_GOAL_: Pull out every line from the listing that has the word "Sandra".
+++++
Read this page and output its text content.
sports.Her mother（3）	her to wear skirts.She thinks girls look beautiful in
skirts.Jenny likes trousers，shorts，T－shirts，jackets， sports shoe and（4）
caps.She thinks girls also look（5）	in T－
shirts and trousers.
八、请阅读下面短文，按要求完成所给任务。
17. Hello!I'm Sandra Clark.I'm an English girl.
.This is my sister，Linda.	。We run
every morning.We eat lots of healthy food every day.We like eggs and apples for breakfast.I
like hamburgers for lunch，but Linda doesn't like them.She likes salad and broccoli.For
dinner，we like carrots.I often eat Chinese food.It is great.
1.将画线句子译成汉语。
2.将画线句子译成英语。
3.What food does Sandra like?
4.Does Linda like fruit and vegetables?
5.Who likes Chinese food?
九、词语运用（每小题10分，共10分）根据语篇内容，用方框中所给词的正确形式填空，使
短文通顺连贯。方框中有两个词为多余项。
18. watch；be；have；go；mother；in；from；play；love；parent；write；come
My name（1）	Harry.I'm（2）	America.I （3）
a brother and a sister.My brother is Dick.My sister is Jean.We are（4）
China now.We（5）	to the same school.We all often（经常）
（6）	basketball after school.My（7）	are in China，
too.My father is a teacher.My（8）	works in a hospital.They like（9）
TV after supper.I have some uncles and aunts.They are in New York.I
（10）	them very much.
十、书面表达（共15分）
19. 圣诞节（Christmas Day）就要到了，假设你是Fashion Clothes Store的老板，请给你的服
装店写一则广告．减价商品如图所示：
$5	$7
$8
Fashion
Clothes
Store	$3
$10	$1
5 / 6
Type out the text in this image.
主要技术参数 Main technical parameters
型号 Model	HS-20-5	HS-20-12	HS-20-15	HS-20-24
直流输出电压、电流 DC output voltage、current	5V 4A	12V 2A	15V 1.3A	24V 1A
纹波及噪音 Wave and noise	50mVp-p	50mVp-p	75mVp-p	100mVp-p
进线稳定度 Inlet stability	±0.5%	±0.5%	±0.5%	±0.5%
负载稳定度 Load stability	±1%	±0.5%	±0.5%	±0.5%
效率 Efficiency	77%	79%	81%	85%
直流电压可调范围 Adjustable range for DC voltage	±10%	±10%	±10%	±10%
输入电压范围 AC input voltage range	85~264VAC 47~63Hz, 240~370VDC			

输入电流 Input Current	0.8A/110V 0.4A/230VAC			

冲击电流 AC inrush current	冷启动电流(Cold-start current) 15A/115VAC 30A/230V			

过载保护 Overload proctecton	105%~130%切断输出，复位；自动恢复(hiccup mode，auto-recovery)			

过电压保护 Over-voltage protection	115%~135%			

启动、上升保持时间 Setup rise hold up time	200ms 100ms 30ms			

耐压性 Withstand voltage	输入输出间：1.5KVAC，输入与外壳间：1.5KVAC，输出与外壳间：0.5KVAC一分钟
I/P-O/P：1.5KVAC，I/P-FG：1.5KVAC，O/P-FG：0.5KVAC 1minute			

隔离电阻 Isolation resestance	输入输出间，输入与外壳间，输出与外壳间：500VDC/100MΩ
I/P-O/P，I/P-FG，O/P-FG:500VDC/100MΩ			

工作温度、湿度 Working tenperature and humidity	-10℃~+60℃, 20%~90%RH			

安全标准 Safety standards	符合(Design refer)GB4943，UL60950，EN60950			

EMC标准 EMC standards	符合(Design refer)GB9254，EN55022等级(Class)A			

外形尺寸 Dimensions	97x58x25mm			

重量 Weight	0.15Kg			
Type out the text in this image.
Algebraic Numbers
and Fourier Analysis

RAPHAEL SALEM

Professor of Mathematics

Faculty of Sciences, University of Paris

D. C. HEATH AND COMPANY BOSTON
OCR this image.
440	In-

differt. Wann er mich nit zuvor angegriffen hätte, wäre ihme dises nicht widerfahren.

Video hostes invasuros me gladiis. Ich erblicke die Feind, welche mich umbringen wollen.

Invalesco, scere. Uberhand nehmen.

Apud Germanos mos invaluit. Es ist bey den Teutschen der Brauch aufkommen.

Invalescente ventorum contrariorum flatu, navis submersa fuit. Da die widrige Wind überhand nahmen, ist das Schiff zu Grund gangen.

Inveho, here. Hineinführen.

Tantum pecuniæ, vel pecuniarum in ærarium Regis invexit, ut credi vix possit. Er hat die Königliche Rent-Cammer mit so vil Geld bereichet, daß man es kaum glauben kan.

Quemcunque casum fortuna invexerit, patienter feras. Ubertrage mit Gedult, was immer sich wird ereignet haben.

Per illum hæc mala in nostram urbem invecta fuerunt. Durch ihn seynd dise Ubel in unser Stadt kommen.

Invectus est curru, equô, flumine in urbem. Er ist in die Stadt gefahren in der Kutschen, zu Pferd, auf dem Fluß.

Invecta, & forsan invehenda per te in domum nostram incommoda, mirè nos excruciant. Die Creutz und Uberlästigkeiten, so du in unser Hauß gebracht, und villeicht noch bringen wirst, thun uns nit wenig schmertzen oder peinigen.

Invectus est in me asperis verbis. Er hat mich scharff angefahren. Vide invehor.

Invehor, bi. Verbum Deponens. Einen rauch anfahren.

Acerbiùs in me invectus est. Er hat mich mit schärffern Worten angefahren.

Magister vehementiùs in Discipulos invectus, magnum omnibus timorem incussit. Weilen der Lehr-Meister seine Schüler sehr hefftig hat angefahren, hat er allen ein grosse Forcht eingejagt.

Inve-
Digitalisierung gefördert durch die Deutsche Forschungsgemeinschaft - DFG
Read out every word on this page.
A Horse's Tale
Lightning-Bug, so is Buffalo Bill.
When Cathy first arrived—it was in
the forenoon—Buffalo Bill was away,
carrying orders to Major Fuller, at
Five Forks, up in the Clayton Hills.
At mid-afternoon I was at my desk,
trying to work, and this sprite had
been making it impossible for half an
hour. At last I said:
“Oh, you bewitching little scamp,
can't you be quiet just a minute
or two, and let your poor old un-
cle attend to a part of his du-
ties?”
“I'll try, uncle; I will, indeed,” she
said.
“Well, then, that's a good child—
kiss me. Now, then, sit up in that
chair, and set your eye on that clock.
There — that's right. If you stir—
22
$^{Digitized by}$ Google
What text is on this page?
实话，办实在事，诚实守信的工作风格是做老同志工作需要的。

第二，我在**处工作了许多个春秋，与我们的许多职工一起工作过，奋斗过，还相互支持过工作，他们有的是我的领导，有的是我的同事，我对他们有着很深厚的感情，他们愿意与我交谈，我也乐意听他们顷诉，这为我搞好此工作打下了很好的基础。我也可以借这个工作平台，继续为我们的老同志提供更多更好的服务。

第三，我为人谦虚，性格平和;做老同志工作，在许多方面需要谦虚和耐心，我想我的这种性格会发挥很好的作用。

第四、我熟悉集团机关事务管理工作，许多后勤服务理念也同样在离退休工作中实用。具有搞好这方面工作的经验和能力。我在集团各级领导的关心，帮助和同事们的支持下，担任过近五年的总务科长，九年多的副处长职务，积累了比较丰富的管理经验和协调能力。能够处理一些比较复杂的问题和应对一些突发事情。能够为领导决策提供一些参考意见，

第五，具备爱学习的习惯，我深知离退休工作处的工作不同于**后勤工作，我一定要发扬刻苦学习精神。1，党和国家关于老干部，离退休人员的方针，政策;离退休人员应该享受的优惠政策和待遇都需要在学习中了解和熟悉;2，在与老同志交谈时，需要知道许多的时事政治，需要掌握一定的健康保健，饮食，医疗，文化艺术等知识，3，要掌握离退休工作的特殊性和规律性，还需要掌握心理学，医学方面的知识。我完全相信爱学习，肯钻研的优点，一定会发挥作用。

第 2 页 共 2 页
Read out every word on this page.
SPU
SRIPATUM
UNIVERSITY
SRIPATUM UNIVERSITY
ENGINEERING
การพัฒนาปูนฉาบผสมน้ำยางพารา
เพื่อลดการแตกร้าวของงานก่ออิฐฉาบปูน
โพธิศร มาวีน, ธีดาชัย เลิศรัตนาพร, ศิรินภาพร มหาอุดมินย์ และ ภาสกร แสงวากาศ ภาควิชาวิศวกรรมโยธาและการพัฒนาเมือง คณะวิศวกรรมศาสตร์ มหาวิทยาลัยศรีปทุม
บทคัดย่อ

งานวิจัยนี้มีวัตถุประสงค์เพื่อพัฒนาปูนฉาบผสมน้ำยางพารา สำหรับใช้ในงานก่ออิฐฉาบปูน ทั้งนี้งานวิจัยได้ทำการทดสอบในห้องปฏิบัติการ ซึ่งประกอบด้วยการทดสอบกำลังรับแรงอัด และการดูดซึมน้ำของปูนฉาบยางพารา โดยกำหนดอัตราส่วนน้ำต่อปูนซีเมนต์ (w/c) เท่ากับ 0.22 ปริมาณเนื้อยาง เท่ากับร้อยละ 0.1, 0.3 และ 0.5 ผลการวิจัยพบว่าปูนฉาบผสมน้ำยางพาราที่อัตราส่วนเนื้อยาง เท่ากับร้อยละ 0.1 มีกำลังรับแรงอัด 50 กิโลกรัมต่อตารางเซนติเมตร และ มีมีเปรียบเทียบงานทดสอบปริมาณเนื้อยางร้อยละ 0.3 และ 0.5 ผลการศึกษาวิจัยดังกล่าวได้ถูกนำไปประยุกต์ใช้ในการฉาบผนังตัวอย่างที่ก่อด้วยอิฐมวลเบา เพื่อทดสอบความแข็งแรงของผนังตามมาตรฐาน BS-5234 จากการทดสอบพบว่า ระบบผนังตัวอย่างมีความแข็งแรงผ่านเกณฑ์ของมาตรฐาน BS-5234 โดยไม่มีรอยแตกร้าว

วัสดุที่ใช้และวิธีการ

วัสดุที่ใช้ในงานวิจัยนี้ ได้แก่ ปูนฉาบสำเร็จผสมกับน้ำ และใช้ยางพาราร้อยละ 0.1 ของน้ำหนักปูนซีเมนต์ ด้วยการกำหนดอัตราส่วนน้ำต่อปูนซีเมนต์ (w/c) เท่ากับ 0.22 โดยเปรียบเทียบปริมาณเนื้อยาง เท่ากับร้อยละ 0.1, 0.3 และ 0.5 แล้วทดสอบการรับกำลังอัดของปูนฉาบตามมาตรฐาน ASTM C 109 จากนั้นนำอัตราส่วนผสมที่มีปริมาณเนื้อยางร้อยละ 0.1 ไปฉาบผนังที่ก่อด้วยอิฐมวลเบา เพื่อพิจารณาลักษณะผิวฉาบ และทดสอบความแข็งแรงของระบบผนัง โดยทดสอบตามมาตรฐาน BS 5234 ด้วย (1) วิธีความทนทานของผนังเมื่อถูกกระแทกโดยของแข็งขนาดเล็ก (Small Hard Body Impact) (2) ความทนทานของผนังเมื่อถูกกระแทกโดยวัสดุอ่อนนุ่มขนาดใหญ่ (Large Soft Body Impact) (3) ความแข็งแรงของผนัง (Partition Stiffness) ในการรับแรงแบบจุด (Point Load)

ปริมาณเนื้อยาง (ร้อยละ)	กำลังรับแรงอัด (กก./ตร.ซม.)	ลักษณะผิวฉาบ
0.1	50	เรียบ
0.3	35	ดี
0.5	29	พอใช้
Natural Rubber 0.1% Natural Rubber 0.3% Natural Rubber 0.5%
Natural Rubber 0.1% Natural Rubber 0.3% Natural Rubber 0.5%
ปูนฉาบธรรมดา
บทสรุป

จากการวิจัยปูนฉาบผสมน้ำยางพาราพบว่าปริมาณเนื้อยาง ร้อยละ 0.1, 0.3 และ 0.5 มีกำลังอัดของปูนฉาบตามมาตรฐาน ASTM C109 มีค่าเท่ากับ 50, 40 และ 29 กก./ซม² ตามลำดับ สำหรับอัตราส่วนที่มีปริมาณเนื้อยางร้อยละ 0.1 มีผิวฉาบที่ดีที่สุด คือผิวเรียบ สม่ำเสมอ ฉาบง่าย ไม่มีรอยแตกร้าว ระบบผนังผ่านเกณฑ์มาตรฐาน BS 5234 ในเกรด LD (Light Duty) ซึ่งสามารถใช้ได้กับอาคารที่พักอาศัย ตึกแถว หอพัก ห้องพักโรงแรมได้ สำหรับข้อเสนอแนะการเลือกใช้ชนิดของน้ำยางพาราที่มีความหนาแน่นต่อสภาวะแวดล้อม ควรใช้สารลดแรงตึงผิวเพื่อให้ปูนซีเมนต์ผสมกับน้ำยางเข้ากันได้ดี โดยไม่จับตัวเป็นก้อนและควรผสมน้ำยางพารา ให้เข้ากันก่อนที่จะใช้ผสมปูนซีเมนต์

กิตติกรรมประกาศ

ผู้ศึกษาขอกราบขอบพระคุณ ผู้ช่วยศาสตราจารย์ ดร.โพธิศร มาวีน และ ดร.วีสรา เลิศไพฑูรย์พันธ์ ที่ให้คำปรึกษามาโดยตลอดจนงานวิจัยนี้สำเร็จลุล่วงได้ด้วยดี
+++++
_TASK SOLUTION_:
17. Hello!I'm Sandra Clark.I'm an English girl.
3.What food does Sandra like?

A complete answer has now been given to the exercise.